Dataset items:
========================================

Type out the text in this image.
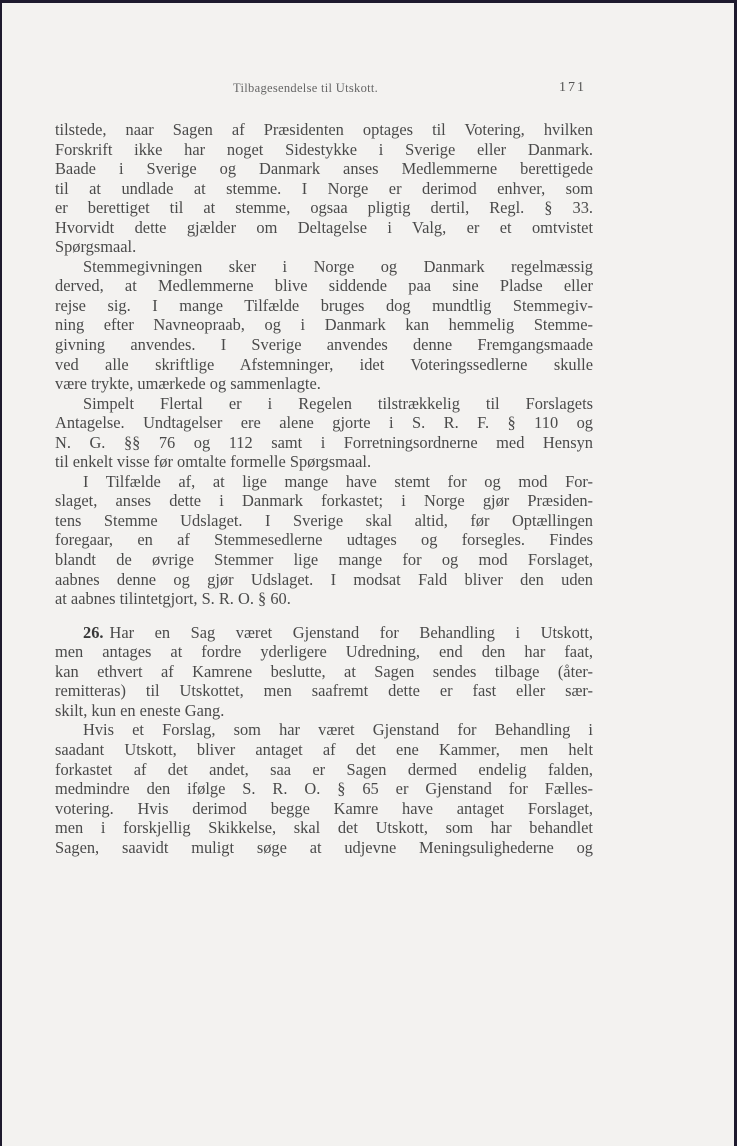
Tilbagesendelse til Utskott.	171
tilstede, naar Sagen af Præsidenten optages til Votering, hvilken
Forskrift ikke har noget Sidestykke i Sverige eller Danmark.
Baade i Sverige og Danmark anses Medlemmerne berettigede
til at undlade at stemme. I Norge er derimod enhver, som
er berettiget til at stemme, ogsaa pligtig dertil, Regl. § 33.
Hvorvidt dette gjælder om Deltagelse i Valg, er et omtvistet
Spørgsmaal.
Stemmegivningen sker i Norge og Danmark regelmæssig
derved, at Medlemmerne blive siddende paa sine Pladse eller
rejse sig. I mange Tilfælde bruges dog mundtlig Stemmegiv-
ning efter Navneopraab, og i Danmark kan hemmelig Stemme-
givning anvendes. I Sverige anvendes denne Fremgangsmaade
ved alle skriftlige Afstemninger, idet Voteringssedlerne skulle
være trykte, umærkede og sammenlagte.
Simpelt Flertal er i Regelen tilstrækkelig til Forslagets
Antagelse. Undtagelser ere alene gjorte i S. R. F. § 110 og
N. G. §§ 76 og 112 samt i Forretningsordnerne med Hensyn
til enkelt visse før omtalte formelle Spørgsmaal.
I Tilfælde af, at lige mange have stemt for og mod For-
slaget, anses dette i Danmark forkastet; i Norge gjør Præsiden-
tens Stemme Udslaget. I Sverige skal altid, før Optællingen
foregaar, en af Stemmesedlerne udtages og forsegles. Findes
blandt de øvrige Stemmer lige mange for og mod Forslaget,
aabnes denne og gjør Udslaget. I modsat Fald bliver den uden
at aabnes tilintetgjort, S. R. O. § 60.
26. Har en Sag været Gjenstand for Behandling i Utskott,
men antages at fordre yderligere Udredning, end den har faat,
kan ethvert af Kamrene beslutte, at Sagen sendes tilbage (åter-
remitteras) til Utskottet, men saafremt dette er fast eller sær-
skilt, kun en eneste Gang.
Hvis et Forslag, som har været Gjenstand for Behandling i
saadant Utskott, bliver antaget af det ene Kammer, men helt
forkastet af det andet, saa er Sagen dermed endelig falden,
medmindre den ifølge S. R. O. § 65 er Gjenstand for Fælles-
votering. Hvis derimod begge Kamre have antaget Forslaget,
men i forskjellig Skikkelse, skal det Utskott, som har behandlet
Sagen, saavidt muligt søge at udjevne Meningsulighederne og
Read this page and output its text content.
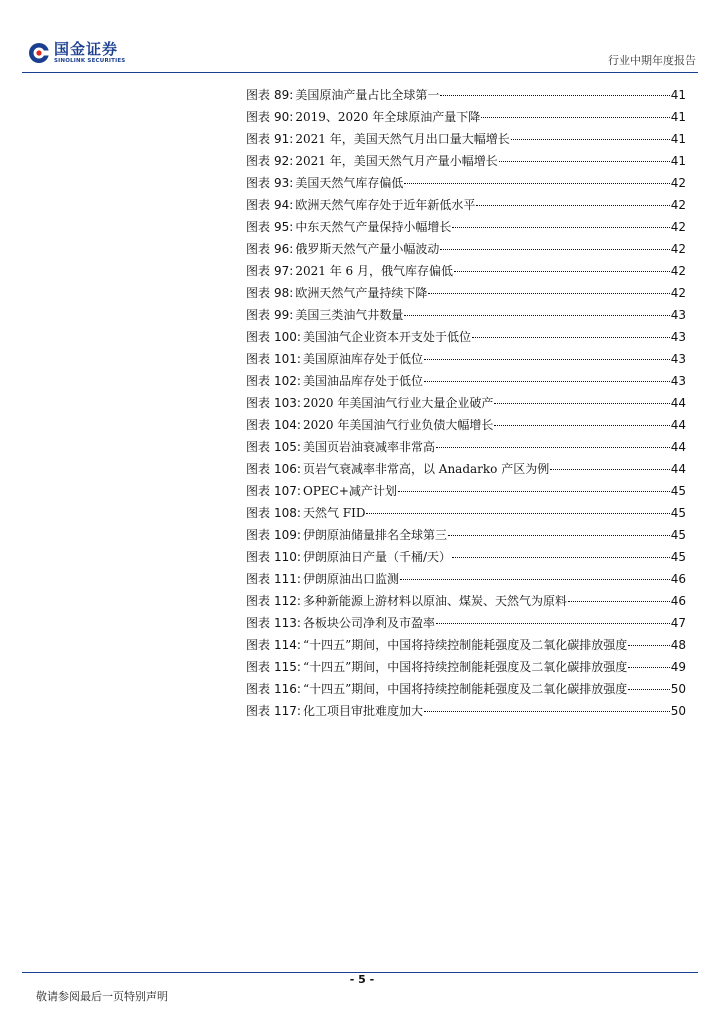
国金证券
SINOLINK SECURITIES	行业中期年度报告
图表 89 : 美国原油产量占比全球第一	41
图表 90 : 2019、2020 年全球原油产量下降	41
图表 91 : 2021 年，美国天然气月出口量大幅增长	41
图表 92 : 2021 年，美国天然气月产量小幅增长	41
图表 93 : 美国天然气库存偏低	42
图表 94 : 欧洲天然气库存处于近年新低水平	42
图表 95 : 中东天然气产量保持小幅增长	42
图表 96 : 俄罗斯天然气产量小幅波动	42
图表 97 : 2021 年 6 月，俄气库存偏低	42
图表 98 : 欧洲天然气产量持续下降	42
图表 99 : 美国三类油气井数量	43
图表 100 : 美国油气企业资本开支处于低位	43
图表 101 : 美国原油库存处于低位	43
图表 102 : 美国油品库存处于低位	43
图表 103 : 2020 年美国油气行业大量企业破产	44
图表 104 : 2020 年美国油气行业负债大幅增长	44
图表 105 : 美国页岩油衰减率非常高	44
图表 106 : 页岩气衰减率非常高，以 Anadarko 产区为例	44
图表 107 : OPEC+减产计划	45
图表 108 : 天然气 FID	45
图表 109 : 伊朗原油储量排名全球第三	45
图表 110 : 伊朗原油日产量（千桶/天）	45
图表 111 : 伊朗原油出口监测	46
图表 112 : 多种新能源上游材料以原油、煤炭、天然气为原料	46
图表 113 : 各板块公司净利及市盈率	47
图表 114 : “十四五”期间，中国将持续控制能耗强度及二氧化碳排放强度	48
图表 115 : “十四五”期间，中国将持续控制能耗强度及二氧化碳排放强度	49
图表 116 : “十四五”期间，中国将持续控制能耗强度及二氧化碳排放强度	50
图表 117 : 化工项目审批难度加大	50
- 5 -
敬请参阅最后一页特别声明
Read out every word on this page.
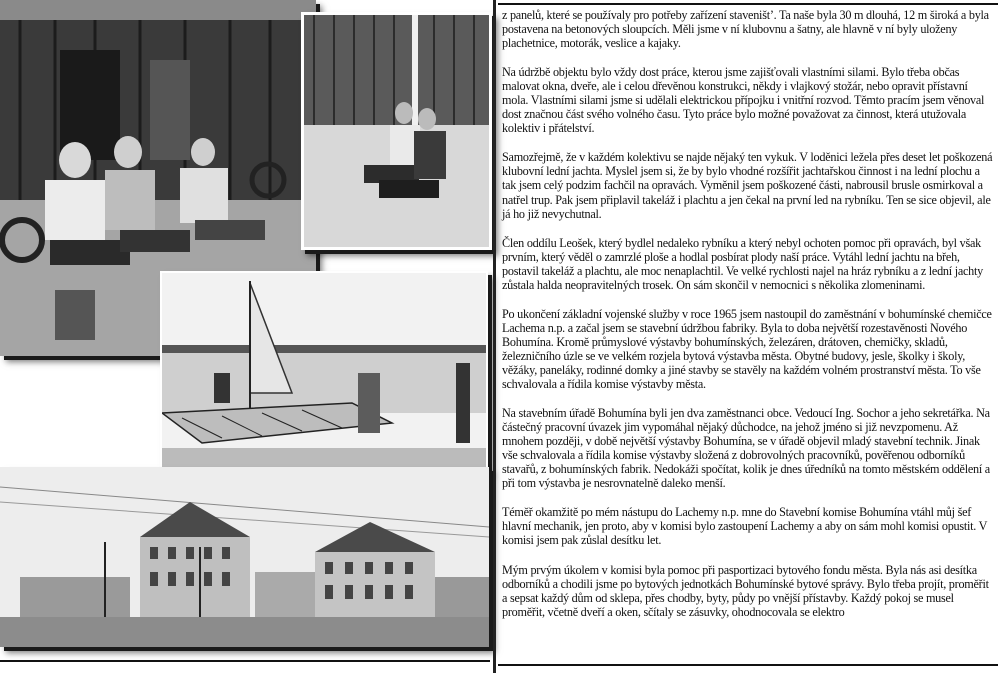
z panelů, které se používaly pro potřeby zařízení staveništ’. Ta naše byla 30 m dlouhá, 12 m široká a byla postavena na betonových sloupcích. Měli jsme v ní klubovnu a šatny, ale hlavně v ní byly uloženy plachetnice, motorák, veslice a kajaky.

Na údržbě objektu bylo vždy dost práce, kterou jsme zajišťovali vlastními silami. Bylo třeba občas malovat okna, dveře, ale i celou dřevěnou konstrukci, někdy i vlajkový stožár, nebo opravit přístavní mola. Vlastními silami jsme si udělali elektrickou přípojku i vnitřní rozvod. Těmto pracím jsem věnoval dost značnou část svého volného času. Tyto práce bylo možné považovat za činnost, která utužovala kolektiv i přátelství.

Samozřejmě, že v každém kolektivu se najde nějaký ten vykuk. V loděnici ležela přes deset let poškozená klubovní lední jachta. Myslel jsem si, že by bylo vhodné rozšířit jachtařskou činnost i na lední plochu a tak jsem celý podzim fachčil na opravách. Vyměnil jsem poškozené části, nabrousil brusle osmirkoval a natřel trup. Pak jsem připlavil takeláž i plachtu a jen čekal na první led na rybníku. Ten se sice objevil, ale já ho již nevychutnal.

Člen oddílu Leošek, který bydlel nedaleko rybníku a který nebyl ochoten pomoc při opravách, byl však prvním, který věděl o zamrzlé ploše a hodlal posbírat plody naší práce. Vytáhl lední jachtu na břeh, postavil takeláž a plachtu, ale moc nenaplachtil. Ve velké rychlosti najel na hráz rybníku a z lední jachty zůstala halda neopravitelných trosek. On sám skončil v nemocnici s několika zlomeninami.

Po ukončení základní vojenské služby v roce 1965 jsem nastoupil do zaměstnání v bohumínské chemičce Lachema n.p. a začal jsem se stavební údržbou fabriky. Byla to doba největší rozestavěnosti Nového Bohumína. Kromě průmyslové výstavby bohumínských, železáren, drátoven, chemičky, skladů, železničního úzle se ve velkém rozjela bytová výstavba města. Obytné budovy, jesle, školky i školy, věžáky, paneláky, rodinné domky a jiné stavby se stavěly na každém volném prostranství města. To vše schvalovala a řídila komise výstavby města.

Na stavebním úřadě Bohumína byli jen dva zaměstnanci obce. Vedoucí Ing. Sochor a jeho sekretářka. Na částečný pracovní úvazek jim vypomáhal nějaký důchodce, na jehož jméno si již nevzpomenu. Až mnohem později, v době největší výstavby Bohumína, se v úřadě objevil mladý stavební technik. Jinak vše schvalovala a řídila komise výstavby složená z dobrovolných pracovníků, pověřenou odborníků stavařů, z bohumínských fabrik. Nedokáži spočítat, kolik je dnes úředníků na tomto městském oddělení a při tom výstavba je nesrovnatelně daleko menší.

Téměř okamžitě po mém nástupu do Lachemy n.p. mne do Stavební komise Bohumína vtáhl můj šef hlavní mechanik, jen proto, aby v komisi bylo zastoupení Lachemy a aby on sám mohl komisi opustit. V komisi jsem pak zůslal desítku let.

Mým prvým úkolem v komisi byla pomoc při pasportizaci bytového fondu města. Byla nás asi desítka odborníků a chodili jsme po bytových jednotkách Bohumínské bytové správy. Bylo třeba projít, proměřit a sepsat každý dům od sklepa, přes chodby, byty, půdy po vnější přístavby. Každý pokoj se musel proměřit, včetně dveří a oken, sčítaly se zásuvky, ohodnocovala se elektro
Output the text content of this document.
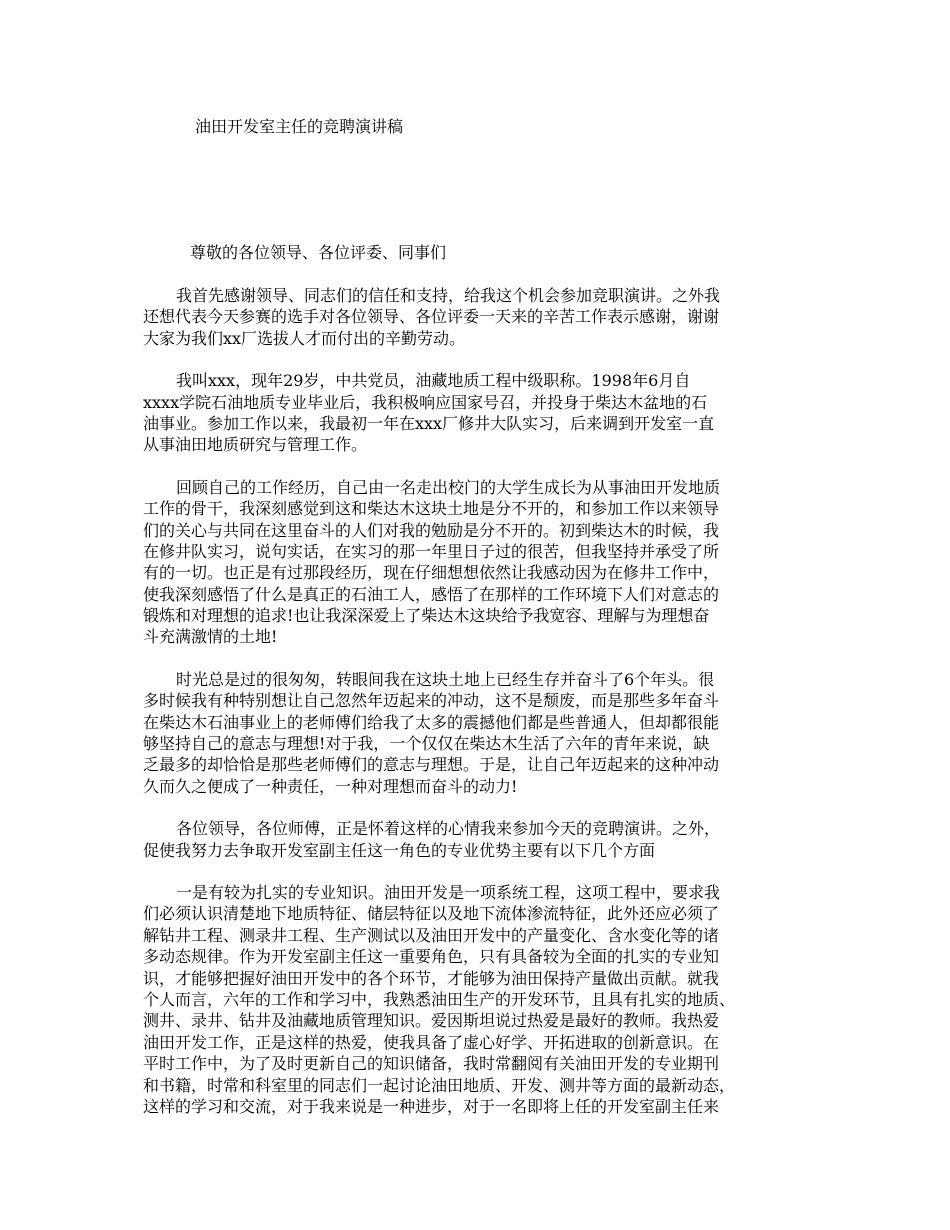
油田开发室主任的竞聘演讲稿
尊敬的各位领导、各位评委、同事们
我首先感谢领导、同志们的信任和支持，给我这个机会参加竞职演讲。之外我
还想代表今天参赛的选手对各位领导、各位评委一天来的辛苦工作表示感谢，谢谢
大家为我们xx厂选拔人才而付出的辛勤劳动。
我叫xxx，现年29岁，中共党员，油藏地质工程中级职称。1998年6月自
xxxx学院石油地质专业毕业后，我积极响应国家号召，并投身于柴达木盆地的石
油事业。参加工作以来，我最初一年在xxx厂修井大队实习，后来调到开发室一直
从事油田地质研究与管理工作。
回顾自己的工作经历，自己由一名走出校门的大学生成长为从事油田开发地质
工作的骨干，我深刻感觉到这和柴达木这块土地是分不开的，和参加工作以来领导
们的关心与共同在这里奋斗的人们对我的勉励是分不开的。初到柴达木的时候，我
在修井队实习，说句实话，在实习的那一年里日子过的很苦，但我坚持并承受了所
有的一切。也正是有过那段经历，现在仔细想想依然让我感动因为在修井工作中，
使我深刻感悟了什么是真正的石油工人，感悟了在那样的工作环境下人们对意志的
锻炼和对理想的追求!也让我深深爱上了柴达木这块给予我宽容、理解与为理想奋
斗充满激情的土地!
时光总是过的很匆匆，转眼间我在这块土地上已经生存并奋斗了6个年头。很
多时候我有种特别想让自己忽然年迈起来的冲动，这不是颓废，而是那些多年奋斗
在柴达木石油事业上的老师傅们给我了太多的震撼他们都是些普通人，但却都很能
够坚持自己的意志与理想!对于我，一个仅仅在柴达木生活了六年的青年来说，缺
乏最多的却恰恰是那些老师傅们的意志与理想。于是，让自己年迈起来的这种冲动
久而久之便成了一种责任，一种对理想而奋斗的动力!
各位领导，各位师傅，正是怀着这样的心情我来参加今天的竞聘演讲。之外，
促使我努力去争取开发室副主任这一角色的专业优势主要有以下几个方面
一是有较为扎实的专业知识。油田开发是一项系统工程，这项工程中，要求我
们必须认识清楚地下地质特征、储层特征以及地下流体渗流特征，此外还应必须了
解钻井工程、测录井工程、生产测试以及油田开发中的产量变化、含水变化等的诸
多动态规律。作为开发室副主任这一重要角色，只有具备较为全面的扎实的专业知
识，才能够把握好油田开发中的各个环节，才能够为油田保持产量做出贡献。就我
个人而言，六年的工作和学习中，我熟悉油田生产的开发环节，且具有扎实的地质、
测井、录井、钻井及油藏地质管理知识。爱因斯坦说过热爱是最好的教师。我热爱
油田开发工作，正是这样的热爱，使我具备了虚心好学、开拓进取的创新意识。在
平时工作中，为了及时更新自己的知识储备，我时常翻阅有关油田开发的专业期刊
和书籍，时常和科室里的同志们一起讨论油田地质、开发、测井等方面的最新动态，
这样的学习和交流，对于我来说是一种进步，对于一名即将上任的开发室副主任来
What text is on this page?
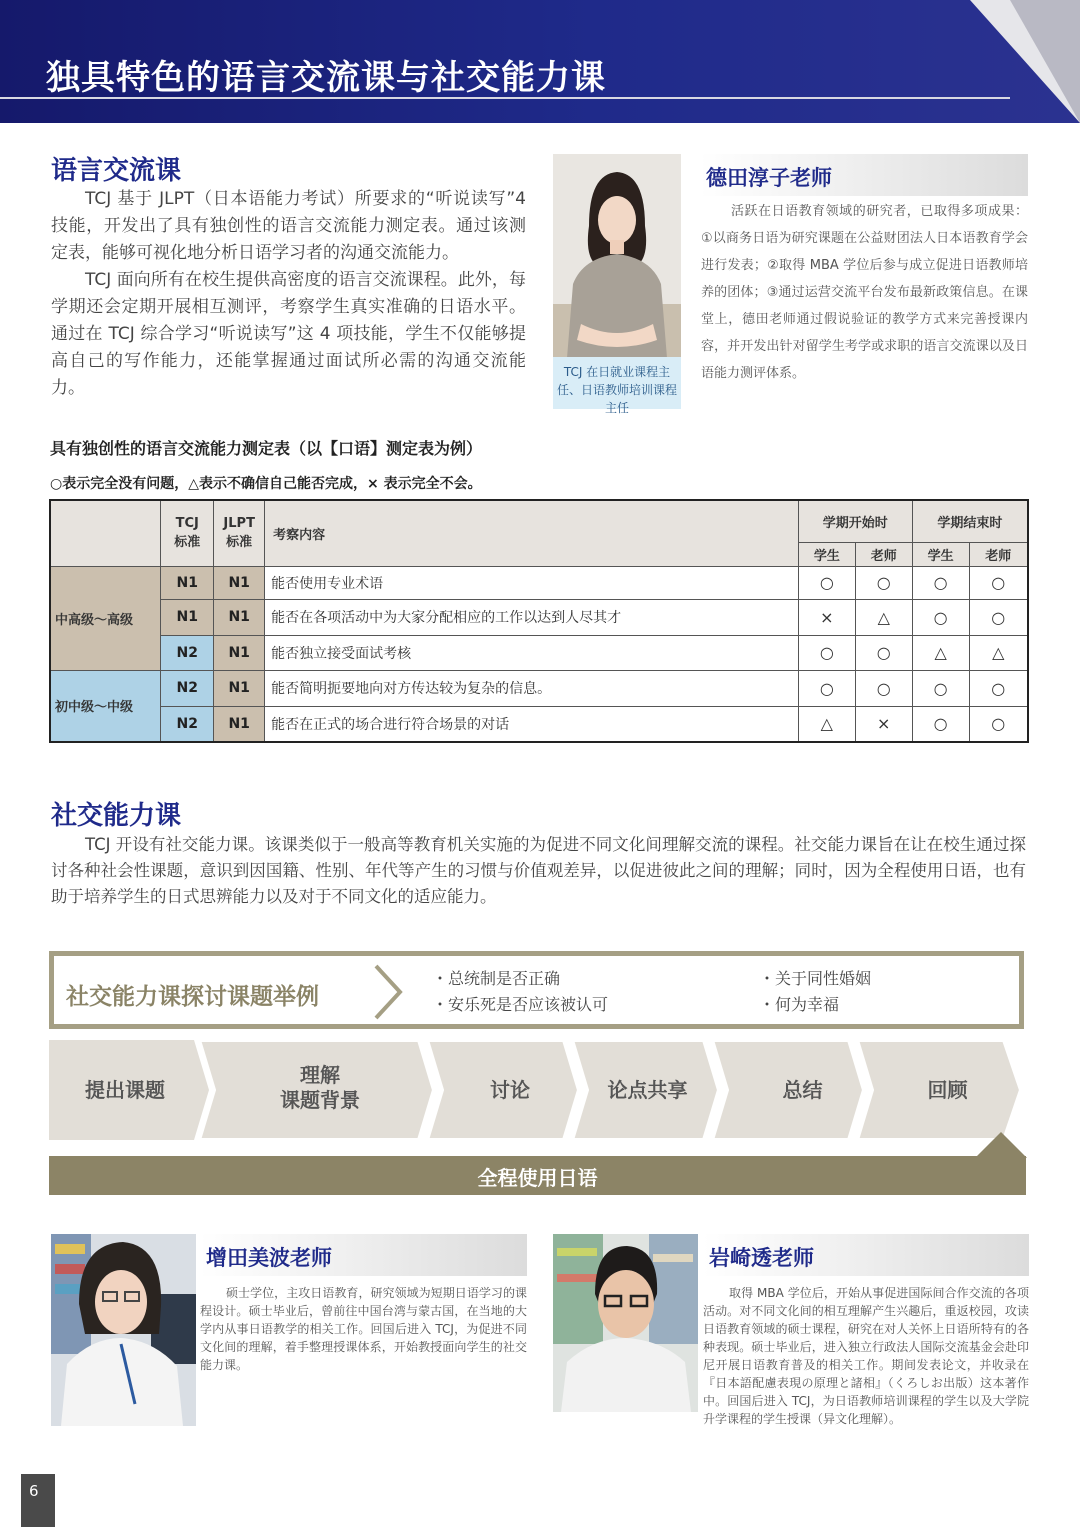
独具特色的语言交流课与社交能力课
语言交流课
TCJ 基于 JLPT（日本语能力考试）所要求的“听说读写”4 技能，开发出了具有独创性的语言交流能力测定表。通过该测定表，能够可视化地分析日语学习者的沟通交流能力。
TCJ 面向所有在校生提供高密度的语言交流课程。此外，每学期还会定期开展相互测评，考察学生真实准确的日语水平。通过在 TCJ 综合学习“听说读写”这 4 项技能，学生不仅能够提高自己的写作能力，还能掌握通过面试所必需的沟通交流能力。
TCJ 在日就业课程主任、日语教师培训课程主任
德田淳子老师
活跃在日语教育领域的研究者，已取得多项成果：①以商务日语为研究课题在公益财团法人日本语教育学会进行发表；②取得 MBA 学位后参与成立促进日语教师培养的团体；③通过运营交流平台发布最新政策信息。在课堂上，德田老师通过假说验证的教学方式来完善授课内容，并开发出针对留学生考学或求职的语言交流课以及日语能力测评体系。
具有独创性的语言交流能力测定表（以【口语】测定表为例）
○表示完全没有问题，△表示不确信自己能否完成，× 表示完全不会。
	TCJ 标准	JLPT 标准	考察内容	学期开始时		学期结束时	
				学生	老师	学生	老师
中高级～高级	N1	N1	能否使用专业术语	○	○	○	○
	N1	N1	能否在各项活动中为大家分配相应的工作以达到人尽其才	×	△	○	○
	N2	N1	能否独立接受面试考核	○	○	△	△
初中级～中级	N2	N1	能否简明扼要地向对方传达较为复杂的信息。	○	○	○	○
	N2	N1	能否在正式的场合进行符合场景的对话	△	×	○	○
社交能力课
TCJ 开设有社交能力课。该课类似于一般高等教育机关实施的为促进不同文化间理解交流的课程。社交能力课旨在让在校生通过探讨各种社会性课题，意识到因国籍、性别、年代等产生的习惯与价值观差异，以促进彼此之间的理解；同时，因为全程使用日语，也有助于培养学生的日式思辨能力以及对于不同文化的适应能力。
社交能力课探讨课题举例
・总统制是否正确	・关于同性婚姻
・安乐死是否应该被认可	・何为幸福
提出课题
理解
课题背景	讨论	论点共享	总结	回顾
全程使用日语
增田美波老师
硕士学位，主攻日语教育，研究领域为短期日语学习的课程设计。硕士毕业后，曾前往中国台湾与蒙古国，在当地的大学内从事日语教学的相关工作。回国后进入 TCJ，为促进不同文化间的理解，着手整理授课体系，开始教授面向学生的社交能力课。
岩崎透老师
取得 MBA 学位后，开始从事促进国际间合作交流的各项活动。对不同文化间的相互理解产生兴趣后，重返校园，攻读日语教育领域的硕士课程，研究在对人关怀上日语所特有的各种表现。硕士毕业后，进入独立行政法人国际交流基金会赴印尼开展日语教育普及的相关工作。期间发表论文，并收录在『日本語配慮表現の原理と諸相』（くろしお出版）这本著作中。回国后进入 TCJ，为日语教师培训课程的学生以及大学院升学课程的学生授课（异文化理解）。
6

========================================

Stated exercise —
Report how many lines of the listing hold the string "aabnes", giving only the number.

Response to this task —
2